Figure contents as structured data
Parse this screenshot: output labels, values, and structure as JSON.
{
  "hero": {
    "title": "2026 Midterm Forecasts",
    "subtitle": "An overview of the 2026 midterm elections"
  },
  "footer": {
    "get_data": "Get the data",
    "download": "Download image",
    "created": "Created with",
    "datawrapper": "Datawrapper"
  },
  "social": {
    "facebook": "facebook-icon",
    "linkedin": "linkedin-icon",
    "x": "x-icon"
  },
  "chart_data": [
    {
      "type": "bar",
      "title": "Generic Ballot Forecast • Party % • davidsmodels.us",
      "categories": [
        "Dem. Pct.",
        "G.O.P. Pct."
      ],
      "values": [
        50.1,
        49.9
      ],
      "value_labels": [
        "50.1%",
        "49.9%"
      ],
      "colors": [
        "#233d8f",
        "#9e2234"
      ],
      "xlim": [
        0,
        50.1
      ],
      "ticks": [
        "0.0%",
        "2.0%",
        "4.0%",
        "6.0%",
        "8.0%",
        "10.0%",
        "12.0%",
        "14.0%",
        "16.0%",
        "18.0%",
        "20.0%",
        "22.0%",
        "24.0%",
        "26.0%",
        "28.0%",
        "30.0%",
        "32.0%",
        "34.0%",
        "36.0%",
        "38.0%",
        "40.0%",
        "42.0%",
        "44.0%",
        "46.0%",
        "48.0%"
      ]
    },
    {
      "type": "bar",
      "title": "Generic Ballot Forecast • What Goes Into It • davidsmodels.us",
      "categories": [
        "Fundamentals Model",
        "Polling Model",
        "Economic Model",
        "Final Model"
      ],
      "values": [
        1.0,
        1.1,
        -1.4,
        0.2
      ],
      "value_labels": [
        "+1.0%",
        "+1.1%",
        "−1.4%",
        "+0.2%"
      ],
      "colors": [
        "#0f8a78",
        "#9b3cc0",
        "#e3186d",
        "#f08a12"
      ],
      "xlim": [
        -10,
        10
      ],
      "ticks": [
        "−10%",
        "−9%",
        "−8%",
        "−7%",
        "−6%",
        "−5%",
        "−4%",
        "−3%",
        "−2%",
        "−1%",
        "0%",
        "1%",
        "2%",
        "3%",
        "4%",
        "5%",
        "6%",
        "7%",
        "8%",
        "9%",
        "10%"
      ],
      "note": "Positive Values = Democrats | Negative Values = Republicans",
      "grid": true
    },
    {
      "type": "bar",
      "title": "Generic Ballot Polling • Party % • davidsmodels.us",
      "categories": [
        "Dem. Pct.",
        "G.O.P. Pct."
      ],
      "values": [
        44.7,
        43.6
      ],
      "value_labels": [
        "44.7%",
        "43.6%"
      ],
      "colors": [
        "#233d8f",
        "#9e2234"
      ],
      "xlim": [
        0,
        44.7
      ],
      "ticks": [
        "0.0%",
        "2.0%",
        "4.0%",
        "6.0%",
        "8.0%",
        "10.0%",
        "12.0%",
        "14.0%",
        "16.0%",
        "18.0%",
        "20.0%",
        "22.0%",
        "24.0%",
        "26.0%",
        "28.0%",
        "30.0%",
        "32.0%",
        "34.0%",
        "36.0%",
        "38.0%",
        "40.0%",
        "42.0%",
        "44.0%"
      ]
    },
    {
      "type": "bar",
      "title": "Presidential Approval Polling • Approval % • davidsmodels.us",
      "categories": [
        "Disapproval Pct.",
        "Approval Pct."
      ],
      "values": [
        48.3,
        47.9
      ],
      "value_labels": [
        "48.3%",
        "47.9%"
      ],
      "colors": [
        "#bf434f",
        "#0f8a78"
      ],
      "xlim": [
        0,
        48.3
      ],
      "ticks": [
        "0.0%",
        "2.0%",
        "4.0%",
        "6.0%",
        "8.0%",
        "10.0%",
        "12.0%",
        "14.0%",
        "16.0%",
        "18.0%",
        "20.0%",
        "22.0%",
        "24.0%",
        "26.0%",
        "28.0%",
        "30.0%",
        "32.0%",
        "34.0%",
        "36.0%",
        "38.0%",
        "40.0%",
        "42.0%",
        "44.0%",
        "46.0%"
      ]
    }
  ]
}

What is needed — Copy out the lines that hold "Generic".

Right answer —
      "title": "Generic Ballot Forecast • Party % • davidsmodels.us",
      "title": "Generic Ballot Forecast • What Goes Into It • davidsmodels.us",
      "title": "Generic Ballot Polling • Party % • davidsmodels.us",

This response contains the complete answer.